**** SUPPLIED RECORDS ****
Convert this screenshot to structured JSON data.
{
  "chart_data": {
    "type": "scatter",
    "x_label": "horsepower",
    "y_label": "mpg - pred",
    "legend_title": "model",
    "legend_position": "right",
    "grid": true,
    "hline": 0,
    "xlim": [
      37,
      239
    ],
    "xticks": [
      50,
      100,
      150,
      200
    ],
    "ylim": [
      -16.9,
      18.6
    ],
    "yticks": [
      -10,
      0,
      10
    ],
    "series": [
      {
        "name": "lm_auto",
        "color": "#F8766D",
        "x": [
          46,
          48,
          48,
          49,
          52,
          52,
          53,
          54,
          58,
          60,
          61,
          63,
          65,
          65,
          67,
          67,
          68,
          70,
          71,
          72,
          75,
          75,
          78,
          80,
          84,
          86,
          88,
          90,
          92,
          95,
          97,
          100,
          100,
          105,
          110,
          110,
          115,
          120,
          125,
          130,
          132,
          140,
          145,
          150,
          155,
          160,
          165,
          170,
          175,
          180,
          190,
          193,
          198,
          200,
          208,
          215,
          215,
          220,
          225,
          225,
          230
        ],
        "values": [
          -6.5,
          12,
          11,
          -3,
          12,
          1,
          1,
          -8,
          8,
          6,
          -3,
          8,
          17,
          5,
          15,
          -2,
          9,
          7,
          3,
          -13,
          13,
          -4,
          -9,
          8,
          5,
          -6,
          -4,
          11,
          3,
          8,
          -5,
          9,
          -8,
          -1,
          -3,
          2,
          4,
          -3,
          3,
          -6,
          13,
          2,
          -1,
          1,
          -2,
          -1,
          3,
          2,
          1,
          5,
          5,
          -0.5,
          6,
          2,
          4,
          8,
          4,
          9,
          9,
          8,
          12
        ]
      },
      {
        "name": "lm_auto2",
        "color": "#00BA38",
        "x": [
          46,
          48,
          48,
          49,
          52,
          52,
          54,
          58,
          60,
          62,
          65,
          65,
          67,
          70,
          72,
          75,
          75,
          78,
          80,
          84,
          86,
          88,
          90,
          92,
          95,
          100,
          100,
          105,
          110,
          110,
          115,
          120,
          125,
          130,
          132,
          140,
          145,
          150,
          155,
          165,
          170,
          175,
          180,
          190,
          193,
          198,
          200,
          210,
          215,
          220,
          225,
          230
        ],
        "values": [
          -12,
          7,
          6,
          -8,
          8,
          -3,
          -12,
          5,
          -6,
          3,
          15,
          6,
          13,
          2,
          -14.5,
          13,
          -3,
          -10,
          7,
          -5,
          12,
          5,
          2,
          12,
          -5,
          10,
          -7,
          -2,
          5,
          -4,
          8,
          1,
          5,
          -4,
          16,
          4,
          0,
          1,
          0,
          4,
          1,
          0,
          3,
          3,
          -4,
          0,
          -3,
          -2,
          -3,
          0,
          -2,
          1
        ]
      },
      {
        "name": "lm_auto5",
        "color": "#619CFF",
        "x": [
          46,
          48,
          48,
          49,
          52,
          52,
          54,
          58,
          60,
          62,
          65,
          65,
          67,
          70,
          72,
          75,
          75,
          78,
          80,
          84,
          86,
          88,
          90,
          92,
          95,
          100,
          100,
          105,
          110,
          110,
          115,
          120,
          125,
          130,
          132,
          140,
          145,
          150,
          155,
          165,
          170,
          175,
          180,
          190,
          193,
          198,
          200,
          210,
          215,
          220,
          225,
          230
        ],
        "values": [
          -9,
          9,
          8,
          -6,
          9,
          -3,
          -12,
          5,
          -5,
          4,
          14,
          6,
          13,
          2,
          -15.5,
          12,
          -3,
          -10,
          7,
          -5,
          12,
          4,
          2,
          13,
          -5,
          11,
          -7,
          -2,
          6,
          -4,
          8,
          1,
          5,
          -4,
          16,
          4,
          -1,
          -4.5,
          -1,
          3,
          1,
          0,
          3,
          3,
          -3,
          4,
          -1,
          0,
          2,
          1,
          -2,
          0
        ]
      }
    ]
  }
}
****
GOAL =
Extract all the entries word for word.

COMPLETE RESPONSE =
Convert this screenshot to structured JSON data.
{
  "chart_data": {
    "type": "scatter",
    "x_label": "horsepower",
    "y_label": "mpg - pred",
    "legend_title": "model",
    "legend_position": "right",
    "grid": true,
    "hline": 0,
    "xlim": [
      37,
      239
    ],
    "xticks": [
      50,
      100,
      150,
      200
    ],
    "ylim": [
      -16.9,
      18.6
    ],
    "yticks": [
      -10,
      0,
      10
    ],
    "series": [
      {
        "name": "lm_auto",
        "color": "#F8766D",
        "x": [
          46,
          48,
          48,
          49,
          52,
          52,
          53,
          54,
          58,
          60,
          61,
          63,
          65,
          65,
          67,
          67,
          68,
          70,
          71,
          72,
          75,
          75,
          78,
          80,
          84,
          86,
          88,
          90,
          92,
          95,
          97,
          100,
          100,
          105,
          110,
          110,
          115,
          120,
          125,
          130,
          132,
          140,
          145,
          150,
          155,
          160,
          165,
          170,
          175,
          180,
          190,
          193,
          198,
          200,
          208,
          215,
          215,
          220,
          225,
          225,
          230
        ],
        "values": [
          -6.5,
          12,
          11,
          -3,
          12,
          1,
          1,
          -8,
          8,
          6,
          -3,
          8,
          17,
          5,
          15,
          -2,
          9,
          7,
          3,
          -13,
          13,
          -4,
          -9,
          8,
          5,
          -6,
          -4,
          11,
          3,
          8,
          -5,
          9,
          -8,
          -1,
          -3,
          2,
          4,
          -3,
          3,
          -6,
          13,
          2,
          -1,
          1,
          -2,
          -1,
          3,
          2,
          1,
          5,
          5,
          -0.5,
          6,
          2,
          4,
          8,
          4,
          9,
          9,
          8,
          12
        ]
      },
      {
        "name": "lm_auto2",
        "color": "#00BA38",
        "x": [
          46,
          48,
          48,
          49,
          52,
          52,
          54,
          58,
          60,
          62,
          65,
          65,
          67,
          70,
          72,
          75,
          75,
          78,
          80,
          84,
          86,
          88,
          90,
          92,
          95,
          100,
          100,
          105,
          110,
          110,
          115,
          120,
          125,
          130,
          132,
          140,
          145,
          150,
          155,
          165,
          170,
          175,
          180,
          190,
          193,
          198,
          200,
          210,
          215,
          220,
          225,
          230
        ],
        "values": [
          -12,
          7,
          6,
          -8,
          8,
          -3,
          -12,
          5,
          -6,
          3,
          15,
          6,
          13,
          2,
          -14.5,
          13,
          -3,
          -10,
          7,
          -5,
          12,
          5,
          2,
          12,
          -5,
          10,
          -7,
          -2,
          5,
          -4,
          8,
          1,
          5,
          -4,
          16,
          4,
          0,
          1,
          0,
          4,
          1,
          0,
          3,
          3,
          -4,
          0,
          -3,
          -2,
          -3,
          0,
          -2,
          1
        ]
      },
      {
        "name": "lm_auto5",
        "color": "#619CFF",
        "x": [
          46,
          48,
          48,
          49,
          52,
          52,
          54,
          58,
          60,
          62,
          65,
          65,
          67,
          70,
          72,
          75,
          75,
          78,
          80,
          84,
          86,
          88,
          90,
          92,
          95,
          100,
          100,
          105,
          110,
          110,
          115,
          120,
          125,
          130,
          132,
          140,
          145,
          150,
          155,
          165,
          170,
          175,
          180,
          190,
          193,
          198,
          200,
          210,
          215,
          220,
          225,
          230
        ],
        "values": [
          -9,
          9,
          8,
          -6,
          9,
          -3,
          -12,
          5,
          -5,
          4,
          14,
          6,
          13,
          2,
          -15.5,
          12,
          -3,
          -10,
          7,
          -5,
          12,
          4,
          2,
          13,
          -5,
          11,
          -7,
          -2,
          6,
          -4,
          8,
          1,
          5,
          -4,
          16,
          4,
          -1,
          -4.5,
          -1,
          3,
          1,
          0,
          3,
          3,
          -3,
          4,
          -1,
          0,
          2,
          1,
          -2,
          0
        ]
      }
    ]
  }
}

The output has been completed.